**Data supplied**
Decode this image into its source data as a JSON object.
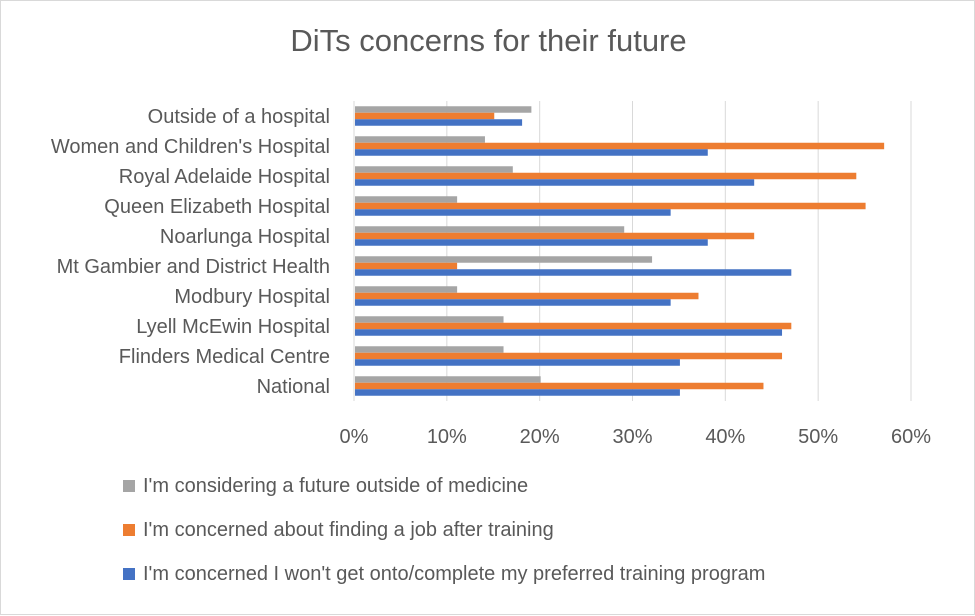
{
  "chart_data": {
    "type": "bar",
    "orientation": "horizontal",
    "title": "DiTs concerns for their future",
    "categories": [
      "Outside of a hospital",
      "Women and Children's Hospital",
      "Royal Adelaide Hospital",
      "Queen Elizabeth Hospital",
      "Noarlunga Hospital",
      "Mt Gambier and District Health",
      "Modbury Hospital",
      "Lyell McEwin Hospital",
      "Flinders Medical Centre",
      "National"
    ],
    "series": [
      {
        "name": "I'm considering a future outside of medicine",
        "color": "#a5a5a5",
        "values": [
          19,
          14,
          17,
          11,
          29,
          32,
          11,
          16,
          16,
          20
        ]
      },
      {
        "name": "I'm concerned about finding a job after training",
        "color": "#ed7d31",
        "values": [
          15,
          57,
          54,
          55,
          43,
          11,
          37,
          47,
          46,
          44
        ]
      },
      {
        "name": "I'm concerned I won't get onto/complete my preferred training program",
        "color": "#4472c4",
        "values": [
          18,
          38,
          43,
          34,
          38,
          47,
          34,
          46,
          35,
          35
        ]
      }
    ],
    "xlim": [
      0,
      60
    ],
    "xticks": [
      "0%",
      "10%",
      "20%",
      "30%",
      "40%",
      "50%",
      "60%"
    ],
    "grid": true,
    "legend_position": "bottom"
  }
}
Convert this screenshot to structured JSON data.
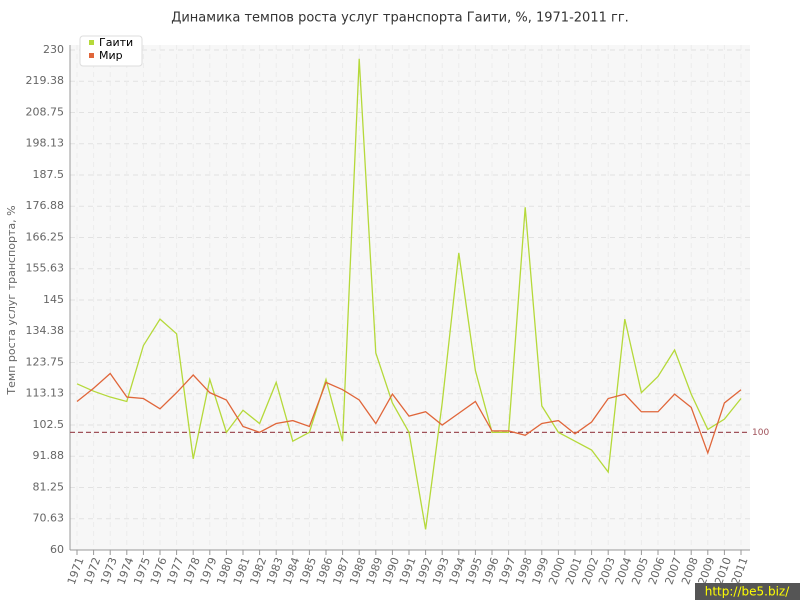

**Your instructions**
From the records above, copy every line that holds the word "JSON".

**Answer to this problem**
Decode this image into its source data as a JSON object.
Convert this screenshot to structured JSON data.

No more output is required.